▸ **WHAT TO WORK ON**
Below is a listing to write out in full, exactly as given, without its pictures.

▸ **PROVIDED MATERIAL**
[Begin]

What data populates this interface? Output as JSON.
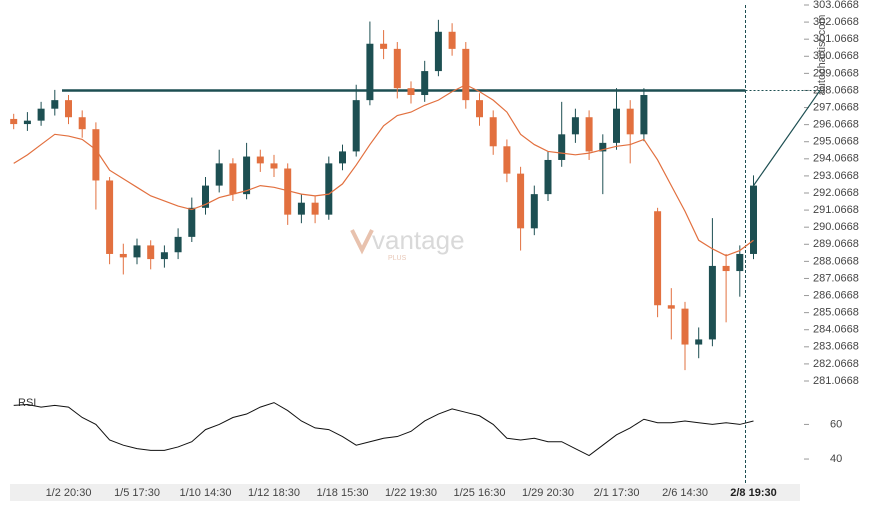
{
  "chart_data": {
    "type": "candlestick",
    "source": "autochartist.com",
    "watermark": "vantage",
    "watermark_sub": "PLUS",
    "rsi_label": "RSI",
    "up_color": "#1d4f52",
    "down_color": "#e2703f",
    "ma_color": "#e2703f",
    "level_color": "#1d4f52",
    "resistance": 298.0668,
    "categories": [
      null,
      null,
      null,
      null,
      "1/2 20:30",
      null,
      null,
      null,
      null,
      "1/5 17:30",
      null,
      null,
      null,
      null,
      "1/10 14:30",
      null,
      null,
      null,
      null,
      "1/12 18:30",
      null,
      null,
      null,
      null,
      "1/18 15:30",
      null,
      null,
      null,
      null,
      "1/22 19:30",
      null,
      null,
      null,
      null,
      "1/25 16:30",
      null,
      null,
      null,
      null,
      "1/29 20:30",
      null,
      null,
      null,
      null,
      "2/1 17:30",
      null,
      null,
      null,
      null,
      "2/6 14:30",
      null,
      null,
      null,
      null,
      "2/8 19:30"
    ],
    "candles": [
      [
        296.4,
        296.7,
        295.8,
        296.1
      ],
      [
        296.1,
        296.8,
        295.7,
        296.3
      ],
      [
        296.3,
        297.4,
        296.0,
        297.0
      ],
      [
        297.0,
        298.1,
        296.6,
        297.5
      ],
      [
        297.5,
        297.8,
        296.1,
        296.5
      ],
      [
        296.5,
        296.9,
        295.3,
        295.8
      ],
      [
        295.8,
        296.2,
        291.1,
        292.8
      ],
      [
        292.8,
        293.0,
        287.9,
        288.5
      ],
      [
        288.5,
        289.1,
        287.3,
        288.3
      ],
      [
        288.3,
        289.4,
        287.9,
        289.0
      ],
      [
        289.0,
        289.3,
        287.6,
        288.2
      ],
      [
        288.2,
        289.0,
        287.7,
        288.6
      ],
      [
        288.6,
        290.0,
        288.2,
        289.5
      ],
      [
        289.5,
        291.8,
        289.2,
        291.2
      ],
      [
        291.2,
        293.0,
        290.8,
        292.5
      ],
      [
        292.5,
        294.6,
        292.1,
        293.8
      ],
      [
        293.8,
        294.1,
        291.6,
        292.0
      ],
      [
        292.0,
        295.0,
        291.7,
        294.2
      ],
      [
        294.2,
        294.6,
        293.3,
        293.8
      ],
      [
        293.8,
        294.3,
        293.0,
        293.5
      ],
      [
        293.5,
        293.8,
        290.2,
        290.8
      ],
      [
        290.8,
        292.0,
        290.3,
        291.5
      ],
      [
        291.5,
        291.9,
        290.3,
        290.8
      ],
      [
        290.8,
        294.2,
        290.5,
        293.8
      ],
      [
        293.8,
        294.9,
        293.4,
        294.5
      ],
      [
        294.5,
        298.4,
        294.2,
        297.5
      ],
      [
        297.5,
        302.1,
        297.2,
        300.8
      ],
      [
        300.8,
        301.6,
        299.9,
        300.5
      ],
      [
        300.5,
        300.9,
        297.6,
        298.2
      ],
      [
        298.2,
        298.6,
        297.3,
        297.8
      ],
      [
        297.8,
        299.8,
        297.4,
        299.2
      ],
      [
        299.2,
        302.2,
        298.9,
        301.5
      ],
      [
        301.5,
        302.0,
        300.1,
        300.5
      ],
      [
        300.5,
        300.9,
        297.0,
        297.5
      ],
      [
        297.5,
        297.9,
        296.0,
        296.5
      ],
      [
        296.5,
        296.9,
        294.3,
        294.8
      ],
      [
        294.8,
        295.2,
        292.7,
        293.2
      ],
      [
        293.2,
        293.6,
        288.7,
        290.0
      ],
      [
        290.0,
        292.5,
        289.6,
        292.0
      ],
      [
        292.0,
        294.5,
        291.6,
        294.0
      ],
      [
        294.0,
        297.4,
        293.6,
        295.5
      ],
      [
        295.5,
        297.0,
        295.0,
        296.5
      ],
      [
        296.5,
        296.9,
        294.0,
        294.5
      ],
      [
        294.5,
        295.5,
        292.0,
        295.0
      ],
      [
        295.0,
        298.2,
        294.6,
        297.0
      ],
      [
        297.0,
        297.5,
        293.8,
        295.5
      ],
      [
        295.5,
        298.2,
        295.1,
        297.8
      ],
      [
        291.0,
        291.2,
        284.8,
        285.5
      ],
      [
        285.5,
        286.5,
        283.5,
        285.3
      ],
      [
        285.3,
        285.7,
        281.7,
        283.2
      ],
      [
        283.2,
        284.2,
        282.4,
        283.5
      ],
      [
        283.5,
        290.6,
        283.1,
        287.8
      ],
      [
        287.8,
        288.5,
        284.5,
        287.5
      ],
      [
        287.5,
        289.0,
        286.0,
        288.5
      ],
      [
        288.5,
        293.1,
        288.2,
        292.5
      ]
    ],
    "ma": [
      293.8,
      294.3,
      294.9,
      295.5,
      295.4,
      295.2,
      294.6,
      293.4,
      292.9,
      292.4,
      291.9,
      291.6,
      291.3,
      291.1,
      291.4,
      291.8,
      292.0,
      292.2,
      292.5,
      292.4,
      292.2,
      292.0,
      291.9,
      292.0,
      292.6,
      293.7,
      294.9,
      296.0,
      296.6,
      296.8,
      297.2,
      297.5,
      298.0,
      298.4,
      298.0,
      297.5,
      296.8,
      295.5,
      294.9,
      294.5,
      294.4,
      294.3,
      294.4,
      294.6,
      294.8,
      294.9,
      295.2,
      294.0,
      292.5,
      291.0,
      289.3,
      288.8,
      288.4,
      288.7,
      289.3
    ],
    "rsi": [
      71,
      71.5,
      70,
      71,
      70,
      64,
      60,
      51,
      48,
      46,
      45,
      45,
      47,
      50,
      57,
      60,
      64,
      66,
      70,
      72.6,
      68,
      62,
      58,
      57,
      53,
      48,
      50,
      52,
      53,
      56,
      62,
      66,
      69,
      67,
      65,
      60,
      52,
      51,
      52,
      50,
      50,
      46,
      42,
      48,
      54,
      58,
      63,
      61,
      61,
      62,
      61,
      60,
      61,
      60,
      62
    ],
    "ylim": [
      281.0668,
      303.0668
    ],
    "yticks": [
      303.0668,
      302.0668,
      301.0668,
      300.0668,
      299.0668,
      298.0668,
      297.0668,
      296.0668,
      295.0668,
      294.0668,
      293.0668,
      292.0668,
      291.0668,
      290.0668,
      289.0668,
      288.0668,
      287.0668,
      286.0668,
      285.0668,
      284.0668,
      283.0668,
      282.0668,
      281.0668
    ],
    "y2lim": [
      25,
      77
    ],
    "y2ticks": [
      60,
      40
    ]
  }
}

[End]

▸ **THE ANSWER**
What data populates this interface? Output as JSON.
{
  "chart_data": {
    "type": "candlestick",
    "source": "autochartist.com",
    "watermark": "vantage",
    "watermark_sub": "PLUS",
    "rsi_label": "RSI",
    "up_color": "#1d4f52",
    "down_color": "#e2703f",
    "ma_color": "#e2703f",
    "level_color": "#1d4f52",
    "resistance": 298.0668,
    "categories": [
      null,
      null,
      null,
      null,
      "1/2 20:30",
      null,
      null,
      null,
      null,
      "1/5 17:30",
      null,
      null,
      null,
      null,
      "1/10 14:30",
      null,
      null,
      null,
      null,
      "1/12 18:30",
      null,
      null,
      null,
      null,
      "1/18 15:30",
      null,
      null,
      null,
      null,
      "1/22 19:30",
      null,
      null,
      null,
      null,
      "1/25 16:30",
      null,
      null,
      null,
      null,
      "1/29 20:30",
      null,
      null,
      null,
      null,
      "2/1 17:30",
      null,
      null,
      null,
      null,
      "2/6 14:30",
      null,
      null,
      null,
      null,
      "2/8 19:30"
    ],
    "candles": [
      [
        296.4,
        296.7,
        295.8,
        296.1
      ],
      [
        296.1,
        296.8,
        295.7,
        296.3
      ],
      [
        296.3,
        297.4,
        296.0,
        297.0
      ],
      [
        297.0,
        298.1,
        296.6,
        297.5
      ],
      [
        297.5,
        297.8,
        296.1,
        296.5
      ],
      [
        296.5,
        296.9,
        295.3,
        295.8
      ],
      [
        295.8,
        296.2,
        291.1,
        292.8
      ],
      [
        292.8,
        293.0,
        287.9,
        288.5
      ],
      [
        288.5,
        289.1,
        287.3,
        288.3
      ],
      [
        288.3,
        289.4,
        287.9,
        289.0
      ],
      [
        289.0,
        289.3,
        287.6,
        288.2
      ],
      [
        288.2,
        289.0,
        287.7,
        288.6
      ],
      [
        288.6,
        290.0,
        288.2,
        289.5
      ],
      [
        289.5,
        291.8,
        289.2,
        291.2
      ],
      [
        291.2,
        293.0,
        290.8,
        292.5
      ],
      [
        292.5,
        294.6,
        292.1,
        293.8
      ],
      [
        293.8,
        294.1,
        291.6,
        292.0
      ],
      [
        292.0,
        295.0,
        291.7,
        294.2
      ],
      [
        294.2,
        294.6,
        293.3,
        293.8
      ],
      [
        293.8,
        294.3,
        293.0,
        293.5
      ],
      [
        293.5,
        293.8,
        290.2,
        290.8
      ],
      [
        290.8,
        292.0,
        290.3,
        291.5
      ],
      [
        291.5,
        291.9,
        290.3,
        290.8
      ],
      [
        290.8,
        294.2,
        290.5,
        293.8
      ],
      [
        293.8,
        294.9,
        293.4,
        294.5
      ],
      [
        294.5,
        298.4,
        294.2,
        297.5
      ],
      [
        297.5,
        302.1,
        297.2,
        300.8
      ],
      [
        300.8,
        301.6,
        299.9,
        300.5
      ],
      [
        300.5,
        300.9,
        297.6,
        298.2
      ],
      [
        298.2,
        298.6,
        297.3,
        297.8
      ],
      [
        297.8,
        299.8,
        297.4,
        299.2
      ],
      [
        299.2,
        302.2,
        298.9,
        301.5
      ],
      [
        301.5,
        302.0,
        300.1,
        300.5
      ],
      [
        300.5,
        300.9,
        297.0,
        297.5
      ],
      [
        297.5,
        297.9,
        296.0,
        296.5
      ],
      [
        296.5,
        296.9,
        294.3,
        294.8
      ],
      [
        294.8,
        295.2,
        292.7,
        293.2
      ],
      [
        293.2,
        293.6,
        288.7,
        290.0
      ],
      [
        290.0,
        292.5,
        289.6,
        292.0
      ],
      [
        292.0,
        294.5,
        291.6,
        294.0
      ],
      [
        294.0,
        297.4,
        293.6,
        295.5
      ],
      [
        295.5,
        297.0,
        295.0,
        296.5
      ],
      [
        296.5,
        296.9,
        294.0,
        294.5
      ],
      [
        294.5,
        295.5,
        292.0,
        295.0
      ],
      [
        295.0,
        298.2,
        294.6,
        297.0
      ],
      [
        297.0,
        297.5,
        293.8,
        295.5
      ],
      [
        295.5,
        298.2,
        295.1,
        297.8
      ],
      [
        291.0,
        291.2,
        284.8,
        285.5
      ],
      [
        285.5,
        286.5,
        283.5,
        285.3
      ],
      [
        285.3,
        285.7,
        281.7,
        283.2
      ],
      [
        283.2,
        284.2,
        282.4,
        283.5
      ],
      [
        283.5,
        290.6,
        283.1,
        287.8
      ],
      [
        287.8,
        288.5,
        284.5,
        287.5
      ],
      [
        287.5,
        289.0,
        286.0,
        288.5
      ],
      [
        288.5,
        293.1,
        288.2,
        292.5
      ]
    ],
    "ma": [
      293.8,
      294.3,
      294.9,
      295.5,
      295.4,
      295.2,
      294.6,
      293.4,
      292.9,
      292.4,
      291.9,
      291.6,
      291.3,
      291.1,
      291.4,
      291.8,
      292.0,
      292.2,
      292.5,
      292.4,
      292.2,
      292.0,
      291.9,
      292.0,
      292.6,
      293.7,
      294.9,
      296.0,
      296.6,
      296.8,
      297.2,
      297.5,
      298.0,
      298.4,
      298.0,
      297.5,
      296.8,
      295.5,
      294.9,
      294.5,
      294.4,
      294.3,
      294.4,
      294.6,
      294.8,
      294.9,
      295.2,
      294.0,
      292.5,
      291.0,
      289.3,
      288.8,
      288.4,
      288.7,
      289.3
    ],
    "rsi": [
      71,
      71.5,
      70,
      71,
      70,
      64,
      60,
      51,
      48,
      46,
      45,
      45,
      47,
      50,
      57,
      60,
      64,
      66,
      70,
      72.6,
      68,
      62,
      58,
      57,
      53,
      48,
      50,
      52,
      53,
      56,
      62,
      66,
      69,
      67,
      65,
      60,
      52,
      51,
      52,
      50,
      50,
      46,
      42,
      48,
      54,
      58,
      63,
      61,
      61,
      62,
      61,
      60,
      61,
      60,
      62
    ],
    "ylim": [
      281.0668,
      303.0668
    ],
    "yticks": [
      303.0668,
      302.0668,
      301.0668,
      300.0668,
      299.0668,
      298.0668,
      297.0668,
      296.0668,
      295.0668,
      294.0668,
      293.0668,
      292.0668,
      291.0668,
      290.0668,
      289.0668,
      288.0668,
      287.0668,
      286.0668,
      285.0668,
      284.0668,
      283.0668,
      282.0668,
      281.0668
    ],
    "y2lim": [
      25,
      77
    ],
    "y2ticks": [
      60,
      40
    ]
  }
}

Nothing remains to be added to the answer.